» What is required:
Locate the string "JSON" in the listing below. Copy every line where it is found.

» Records supplied:
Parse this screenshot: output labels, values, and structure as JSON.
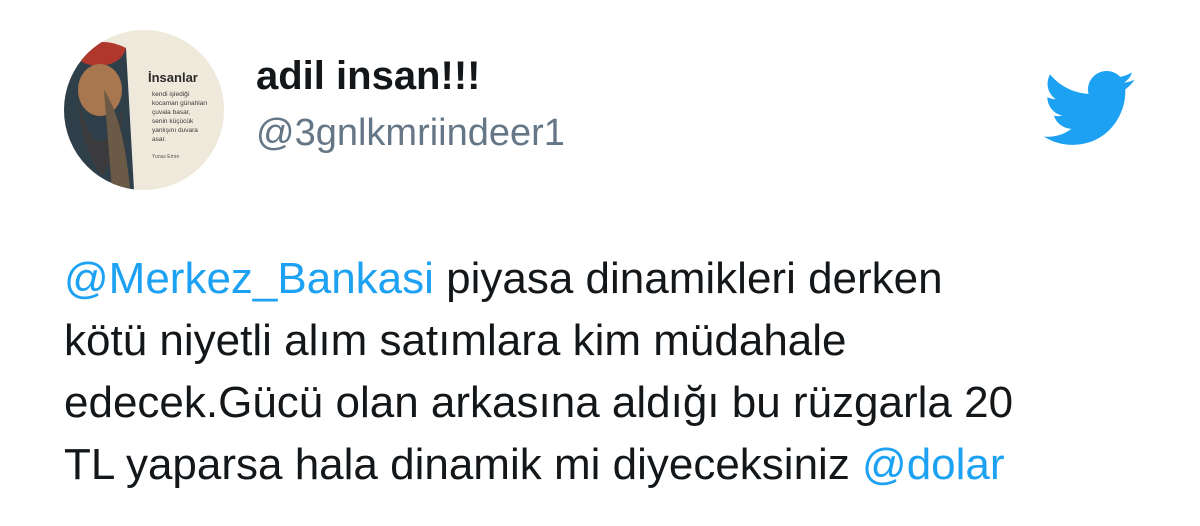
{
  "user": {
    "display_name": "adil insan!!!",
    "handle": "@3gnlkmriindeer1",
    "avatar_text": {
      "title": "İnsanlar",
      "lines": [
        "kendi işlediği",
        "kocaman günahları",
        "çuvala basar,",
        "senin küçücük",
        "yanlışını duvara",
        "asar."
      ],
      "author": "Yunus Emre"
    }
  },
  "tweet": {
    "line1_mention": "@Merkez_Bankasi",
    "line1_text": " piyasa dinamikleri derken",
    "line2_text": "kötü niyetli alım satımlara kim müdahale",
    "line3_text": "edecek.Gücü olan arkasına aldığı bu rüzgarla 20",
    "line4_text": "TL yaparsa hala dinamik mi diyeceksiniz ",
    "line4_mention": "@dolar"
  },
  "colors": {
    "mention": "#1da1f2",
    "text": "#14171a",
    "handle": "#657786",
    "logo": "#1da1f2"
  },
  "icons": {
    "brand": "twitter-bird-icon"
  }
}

---

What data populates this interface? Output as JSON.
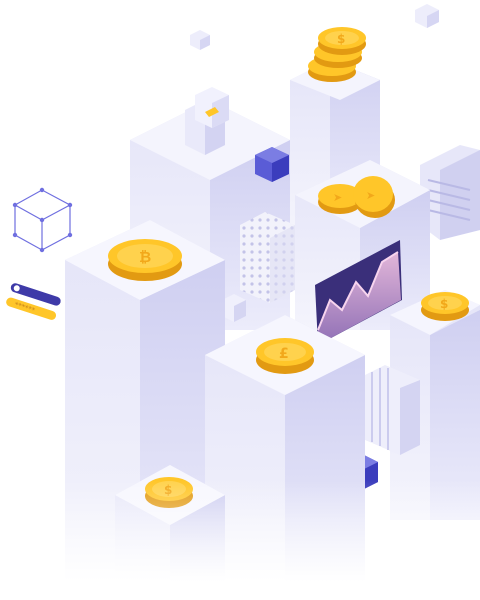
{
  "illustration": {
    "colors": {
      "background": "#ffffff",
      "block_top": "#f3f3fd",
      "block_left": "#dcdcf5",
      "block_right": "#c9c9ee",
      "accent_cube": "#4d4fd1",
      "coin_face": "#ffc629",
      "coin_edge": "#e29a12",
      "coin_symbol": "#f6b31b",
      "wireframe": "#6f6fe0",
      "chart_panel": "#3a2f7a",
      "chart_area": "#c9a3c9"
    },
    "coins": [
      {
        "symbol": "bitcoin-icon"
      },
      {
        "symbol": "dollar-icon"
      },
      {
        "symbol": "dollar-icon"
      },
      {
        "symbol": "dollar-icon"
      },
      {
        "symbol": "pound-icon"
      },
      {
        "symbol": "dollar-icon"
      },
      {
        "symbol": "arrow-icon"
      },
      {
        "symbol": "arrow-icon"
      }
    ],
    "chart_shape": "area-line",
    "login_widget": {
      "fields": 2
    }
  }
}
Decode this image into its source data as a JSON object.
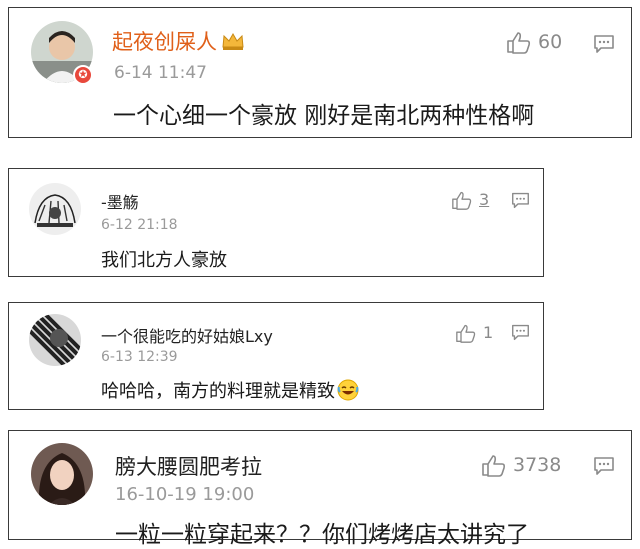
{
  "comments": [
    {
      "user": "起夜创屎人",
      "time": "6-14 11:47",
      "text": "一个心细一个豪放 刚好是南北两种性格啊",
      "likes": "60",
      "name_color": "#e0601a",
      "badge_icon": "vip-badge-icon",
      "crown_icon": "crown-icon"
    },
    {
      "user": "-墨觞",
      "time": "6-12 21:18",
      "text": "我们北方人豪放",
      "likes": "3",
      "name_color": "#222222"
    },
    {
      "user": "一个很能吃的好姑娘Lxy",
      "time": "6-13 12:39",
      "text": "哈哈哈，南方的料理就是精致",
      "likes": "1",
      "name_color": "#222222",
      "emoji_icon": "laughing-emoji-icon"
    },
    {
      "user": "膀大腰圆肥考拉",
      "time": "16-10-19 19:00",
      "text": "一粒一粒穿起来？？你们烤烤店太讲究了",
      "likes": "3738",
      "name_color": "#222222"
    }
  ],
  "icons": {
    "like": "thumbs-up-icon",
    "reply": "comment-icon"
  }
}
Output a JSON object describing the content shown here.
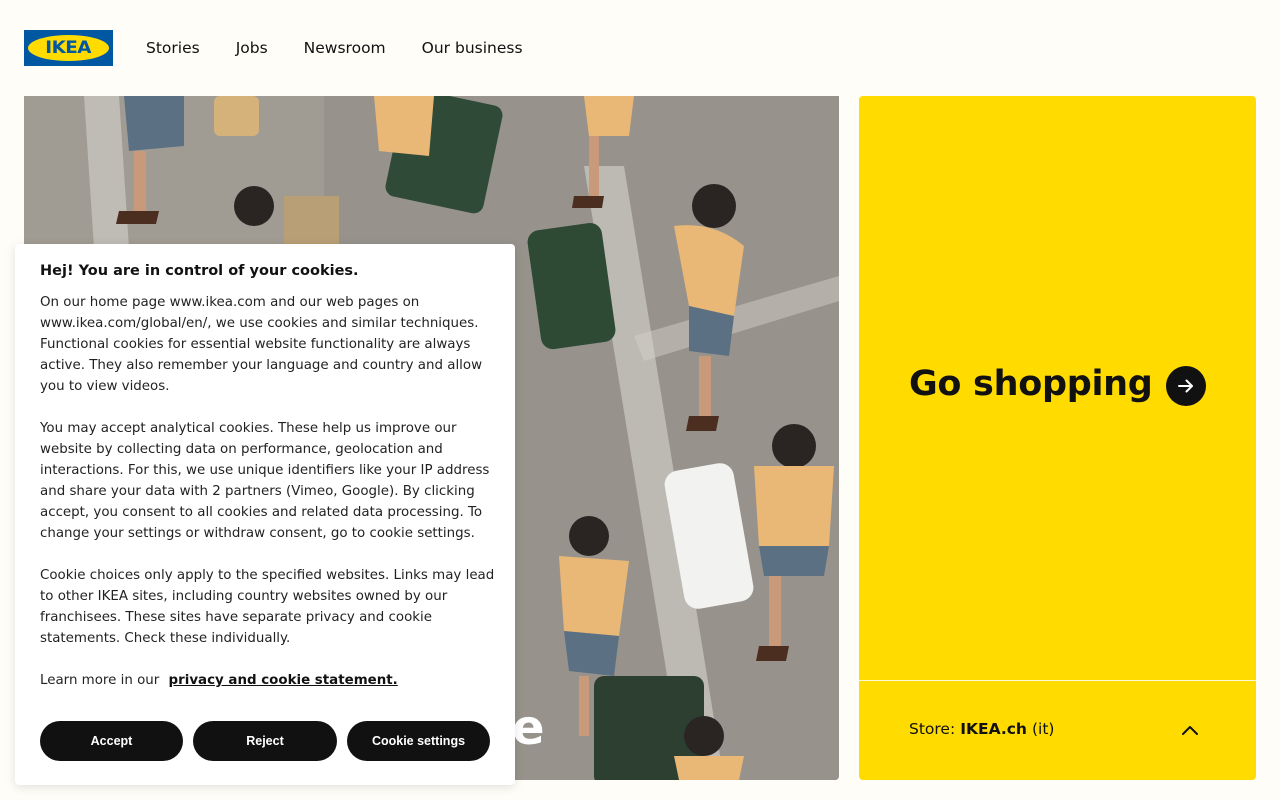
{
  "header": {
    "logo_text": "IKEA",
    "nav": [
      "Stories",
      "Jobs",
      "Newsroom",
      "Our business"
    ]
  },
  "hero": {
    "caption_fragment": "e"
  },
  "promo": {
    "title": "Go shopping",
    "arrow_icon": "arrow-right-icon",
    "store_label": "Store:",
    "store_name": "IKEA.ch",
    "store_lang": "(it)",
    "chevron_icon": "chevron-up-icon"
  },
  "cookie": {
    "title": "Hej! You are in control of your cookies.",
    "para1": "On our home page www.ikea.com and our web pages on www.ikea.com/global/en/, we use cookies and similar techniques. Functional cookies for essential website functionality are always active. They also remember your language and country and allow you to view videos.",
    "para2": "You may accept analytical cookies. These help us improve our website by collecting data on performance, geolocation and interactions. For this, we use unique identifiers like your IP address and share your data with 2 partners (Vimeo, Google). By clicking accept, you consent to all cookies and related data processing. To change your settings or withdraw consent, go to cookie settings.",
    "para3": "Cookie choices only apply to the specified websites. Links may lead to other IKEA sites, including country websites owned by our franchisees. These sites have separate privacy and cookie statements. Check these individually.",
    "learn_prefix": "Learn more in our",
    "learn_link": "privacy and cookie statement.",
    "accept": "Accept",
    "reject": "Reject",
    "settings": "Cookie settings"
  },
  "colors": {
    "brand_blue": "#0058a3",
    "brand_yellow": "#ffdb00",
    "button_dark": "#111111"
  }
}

» Correct response:
Parse this screenshot: output labels, values, and structure as JSON.
What data populates this interface? Output as JSON.
Decode this image into its source data as a JSON object.
Output a JSON object describing the content shown here.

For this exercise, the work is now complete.